Data excerpts
★ ★ ★ ★

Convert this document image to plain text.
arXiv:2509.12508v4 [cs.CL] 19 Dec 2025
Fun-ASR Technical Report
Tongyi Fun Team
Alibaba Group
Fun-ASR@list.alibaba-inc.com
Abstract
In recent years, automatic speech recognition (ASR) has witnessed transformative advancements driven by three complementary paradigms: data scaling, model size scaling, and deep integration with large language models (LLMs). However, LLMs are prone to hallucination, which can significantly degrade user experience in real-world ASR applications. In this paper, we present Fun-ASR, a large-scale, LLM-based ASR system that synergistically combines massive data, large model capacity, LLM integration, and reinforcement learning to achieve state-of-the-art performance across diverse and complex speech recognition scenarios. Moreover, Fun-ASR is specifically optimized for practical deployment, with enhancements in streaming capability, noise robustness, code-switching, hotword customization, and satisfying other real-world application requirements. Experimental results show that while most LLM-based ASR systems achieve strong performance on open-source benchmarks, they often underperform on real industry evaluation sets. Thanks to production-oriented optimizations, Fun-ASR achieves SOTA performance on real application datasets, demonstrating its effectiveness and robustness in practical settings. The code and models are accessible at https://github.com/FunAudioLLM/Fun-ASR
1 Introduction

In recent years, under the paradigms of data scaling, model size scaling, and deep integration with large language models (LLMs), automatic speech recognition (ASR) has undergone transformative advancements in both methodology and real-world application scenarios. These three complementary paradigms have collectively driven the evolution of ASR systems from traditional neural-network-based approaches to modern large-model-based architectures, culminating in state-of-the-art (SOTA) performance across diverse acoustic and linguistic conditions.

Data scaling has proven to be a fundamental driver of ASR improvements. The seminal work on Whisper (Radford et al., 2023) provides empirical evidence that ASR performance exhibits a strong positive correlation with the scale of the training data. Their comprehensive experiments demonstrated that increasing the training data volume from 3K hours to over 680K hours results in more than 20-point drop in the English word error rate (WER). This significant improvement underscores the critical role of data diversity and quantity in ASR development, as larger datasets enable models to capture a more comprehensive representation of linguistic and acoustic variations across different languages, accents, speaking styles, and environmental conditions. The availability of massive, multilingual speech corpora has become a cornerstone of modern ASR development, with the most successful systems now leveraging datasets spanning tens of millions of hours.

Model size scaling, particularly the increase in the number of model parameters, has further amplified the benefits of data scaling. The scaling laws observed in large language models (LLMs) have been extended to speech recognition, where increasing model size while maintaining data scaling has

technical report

★ ★ ★ ★

REQUIREMENT
Copy every record above exactly as it appears.

WRITTEN SOLUTION
Convert this document image to plain text.
arXiv:2509.12508v4 [cs.CL] 19 Dec 2025
Fun-ASR Technical Report
Tongyi Fun Team
Alibaba Group
Fun-ASR@list.alibaba-inc.com
Abstract
In recent years, automatic speech recognition (ASR) has witnessed transformative advancements driven by three complementary paradigms: data scaling, model size scaling, and deep integration with large language models (LLMs). However, LLMs are prone to hallucination, which can significantly degrade user experience in real-world ASR applications. In this paper, we present Fun-ASR, a large-scale, LLM-based ASR system that synergistically combines massive data, large model capacity, LLM integration, and reinforcement learning to achieve state-of-the-art performance across diverse and complex speech recognition scenarios. Moreover, Fun-ASR is specifically optimized for practical deployment, with enhancements in streaming capability, noise robustness, code-switching, hotword customization, and satisfying other real-world application requirements. Experimental results show that while most LLM-based ASR systems achieve strong performance on open-source benchmarks, they often underperform on real industry evaluation sets. Thanks to production-oriented optimizations, Fun-ASR achieves SOTA performance on real application datasets, demonstrating its effectiveness and robustness in practical settings. The code and models are accessible at https://github.com/FunAudioLLM/Fun-ASR
1 Introduction

In recent years, under the paradigms of data scaling, model size scaling, and deep integration with large language models (LLMs), automatic speech recognition (ASR) has undergone transformative advancements in both methodology and real-world application scenarios. These three complementary paradigms have collectively driven the evolution of ASR systems from traditional neural-network-based approaches to modern large-model-based architectures, culminating in state-of-the-art (SOTA) performance across diverse acoustic and linguistic conditions.

Data scaling has proven to be a fundamental driver of ASR improvements. The seminal work on Whisper (Radford et al., 2023) provides empirical evidence that ASR performance exhibits a strong positive correlation with the scale of the training data. Their comprehensive experiments demonstrated that increasing the training data volume from 3K hours to over 680K hours results in more than 20-point drop in the English word error rate (WER). This significant improvement underscores the critical role of data diversity and quantity in ASR development, as larger datasets enable models to capture a more comprehensive representation of linguistic and acoustic variations across different languages, accents, speaking styles, and environmental conditions. The availability of massive, multilingual speech corpora has become a cornerstone of modern ASR development, with the most successful systems now leveraging datasets spanning tens of millions of hours.

Model size scaling, particularly the increase in the number of model parameters, has further amplified the benefits of data scaling. The scaling laws observed in large language models (LLMs) have been extended to speech recognition, where increasing model size while maintaining data scaling has

technical report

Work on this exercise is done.